• Task brief: Select, from the material below, each line with "Выводы" in it.

• Data provided:
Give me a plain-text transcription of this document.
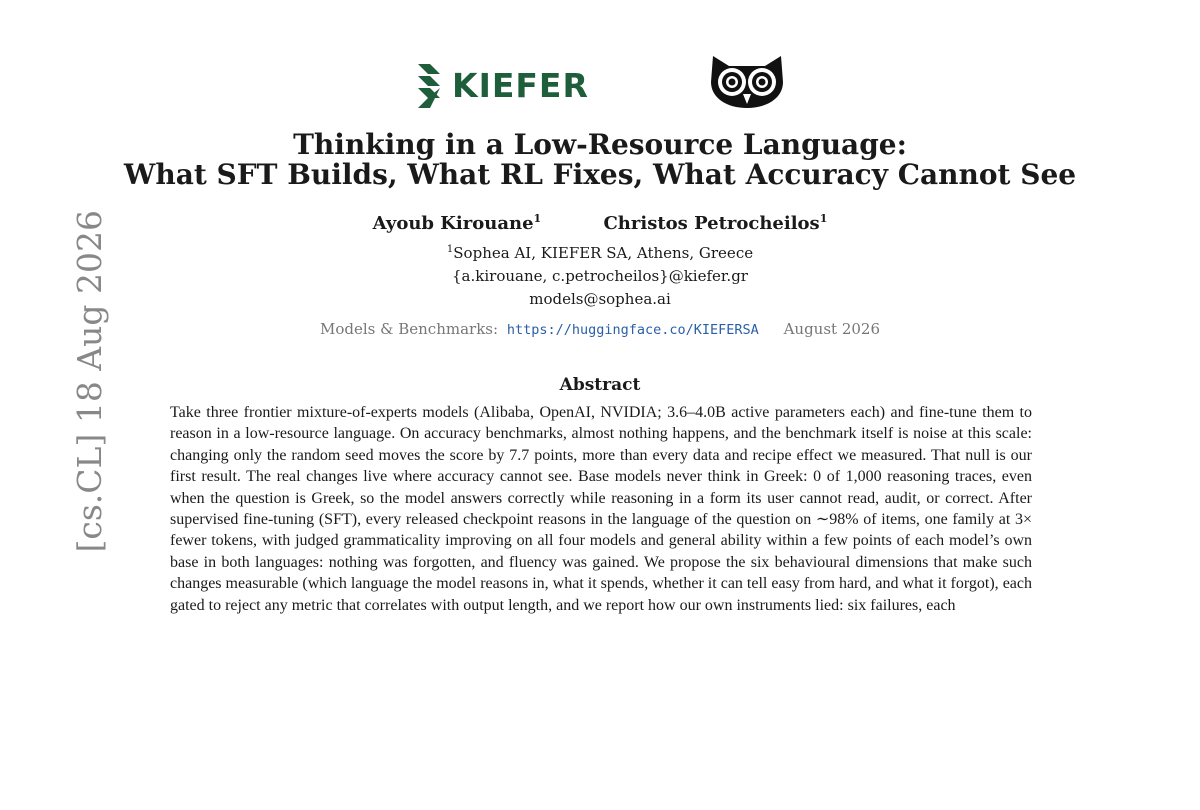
KIEFER
Thinking in a Low-Resource Language:
What SFT Builds, What RL Fixes, What Accuracy Cannot See
Ayoub Kirouane$^1$	Christos Petrocheilos$^1$
$^1$Sophea AI, KIEFER SA, Athens, Greece
{a.kirouane, c.petrocheilos}@kiefer.gr
models@sophea.ai
Models & Benchmarks: https://huggingface.co/KIEFERSA August 2026
Abstract

Take three frontier mixture-of-experts models (Alibaba, OpenAI, NVIDIA; 3.6–4.0B active parameters each) and fine-tune them to reason in a low-resource language. On accuracy benchmarks, almost nothing happens, and the benchmark itself is noise at this scale: changing only the random seed moves the score by 7.7 points, more than every data and recipe effect we measured. That null is our first result. The real changes live where accuracy cannot see. Base models never think in Greek: 0 of 1,000 reasoning traces, even when the question is Greek, so the model answers correctly while reasoning in a form its user cannot read, audit, or correct. After supervised fine-tuning (SFT), every released checkpoint reasons in the language of the question on ∼98% of items, one family at 3× fewer tokens, with judged grammaticality improving on all four models and general ability within a few points of each model’s own base in both languages: nothing was forgotten, and fluency was gained. We propose the six behavioural dimensions that make such changes measurable (which language the model reasons in, what it spends, whether it can tell easy from hard, and what it forgot), each gated to reject any metric that correlates with output length, and we report how our own instruments lied: six failures, each

[cs.CL] 18 Aug 2026
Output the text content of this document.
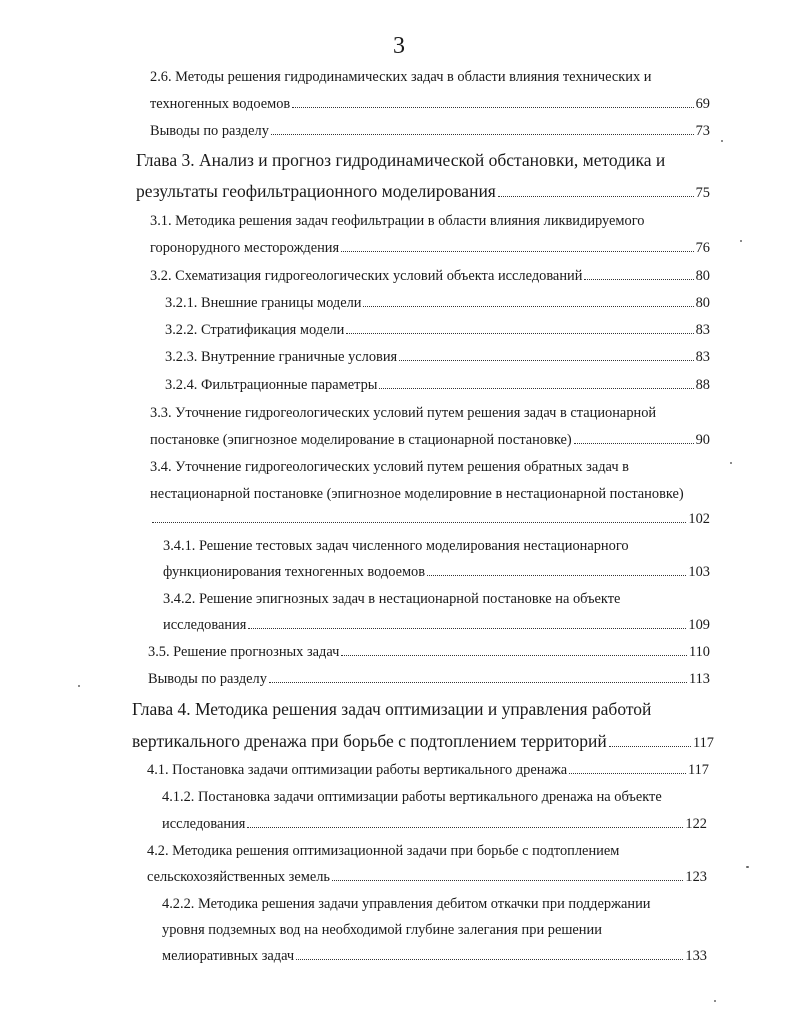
3
2.6. Методы решения гидродинамических задач в области влияния технических и
техногенных водоемов	69
Выводы по разделу	73
Глава 3. Анализ и прогноз гидродинамической обстановки, методика и
результаты геофильтрационного моделирования	75
3.1. Методика решения задач геофильтрации в области влияния ликвидируемого
горонорудного месторождения	76
3.2. Схематизация гидрогеологических условий объекта исследований	80
3.2.1. Внешние границы модели	80
3.2.2. Стратификация модели	83
3.2.3. Внутренние граничные условия	83
3.2.4. Фильтрационные параметры	88
3.3. Уточнение гидрогеологических условий путем решения задач в стационарной
постановке (эпигнозное моделирование в стационарной постановке)	90
3.4. Уточнение гидрогеологических условий путем решения обратных задач в
нестационарной постановке (эпигнозное моделировние в нестационарной постановке)
102
3.4.1. Решение тестовых задач численного моделирования нестационарного
функционирования техногенных водоемов	103
3.4.2. Решение эпигнозных задач в нестационарной постановке на объекте
исследования	109
3.5. Решение прогнозных задач	110
Выводы по разделу	113
Глава 4. Методика решения задач оптимизации и управления работой
вертикального дренажа при борьбе с подтоплением территорий	117
4.1. Постановка задачи оптимизации работы вертикального дренажа	117
4.1.2. Постановка задачи оптимизации работы вертикального дренажа на объекте
исследования	122
4.2. Методика решения оптимизационной задачи при борьбе с подтоплением
сельскохозяйственных земель	123
4.2.2. Методика решения задачи управления дебитом откачки при поддержании
уровня подземных вод на необходимой глубине залегания при решении
мелиоративных задач	133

• Expected answer:
Выводы по разделу	73
Выводы по разделу	113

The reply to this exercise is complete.